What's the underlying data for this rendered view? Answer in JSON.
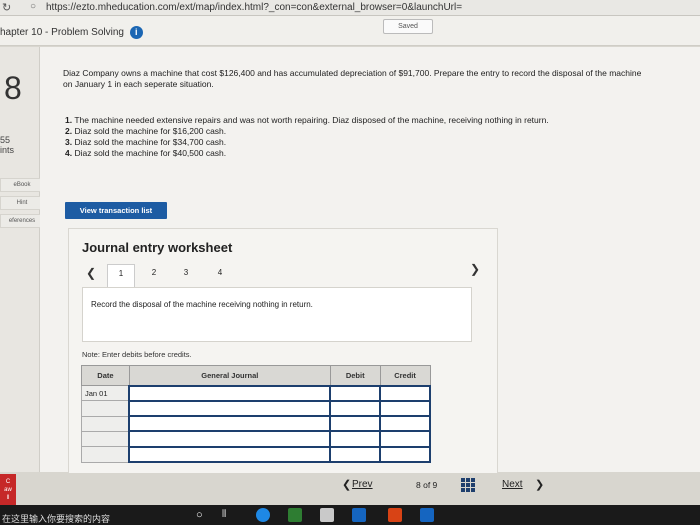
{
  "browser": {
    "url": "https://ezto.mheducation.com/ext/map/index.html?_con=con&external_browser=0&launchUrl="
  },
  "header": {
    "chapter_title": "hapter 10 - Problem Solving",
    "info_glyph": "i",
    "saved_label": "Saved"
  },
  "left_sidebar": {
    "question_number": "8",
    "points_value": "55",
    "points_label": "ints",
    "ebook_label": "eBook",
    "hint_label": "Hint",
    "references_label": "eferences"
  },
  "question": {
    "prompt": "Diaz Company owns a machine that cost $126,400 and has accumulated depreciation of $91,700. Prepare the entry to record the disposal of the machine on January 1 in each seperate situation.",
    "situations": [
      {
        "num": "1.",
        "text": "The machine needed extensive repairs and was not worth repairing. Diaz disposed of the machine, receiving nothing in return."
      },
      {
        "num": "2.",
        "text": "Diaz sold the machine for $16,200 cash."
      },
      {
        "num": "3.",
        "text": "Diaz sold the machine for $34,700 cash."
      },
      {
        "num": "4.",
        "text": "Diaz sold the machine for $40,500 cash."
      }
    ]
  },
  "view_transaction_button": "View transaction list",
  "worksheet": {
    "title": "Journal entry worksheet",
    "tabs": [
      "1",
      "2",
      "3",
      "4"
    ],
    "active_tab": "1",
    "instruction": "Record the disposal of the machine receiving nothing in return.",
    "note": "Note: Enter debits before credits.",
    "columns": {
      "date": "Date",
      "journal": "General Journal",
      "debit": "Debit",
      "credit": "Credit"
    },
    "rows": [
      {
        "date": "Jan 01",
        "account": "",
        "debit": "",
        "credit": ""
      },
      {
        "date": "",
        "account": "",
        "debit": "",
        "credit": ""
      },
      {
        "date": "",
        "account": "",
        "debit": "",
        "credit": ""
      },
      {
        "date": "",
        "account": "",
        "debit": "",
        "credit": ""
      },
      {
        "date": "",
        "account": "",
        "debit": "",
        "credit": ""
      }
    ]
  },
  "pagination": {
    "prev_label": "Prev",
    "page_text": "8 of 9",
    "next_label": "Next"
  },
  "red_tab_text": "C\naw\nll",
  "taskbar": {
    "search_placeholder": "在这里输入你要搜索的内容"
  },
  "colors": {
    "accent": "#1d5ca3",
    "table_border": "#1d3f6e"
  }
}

Job.
Tally up the lines holding the word "nothing" in the data above, and answer with that figure only.

Output.
2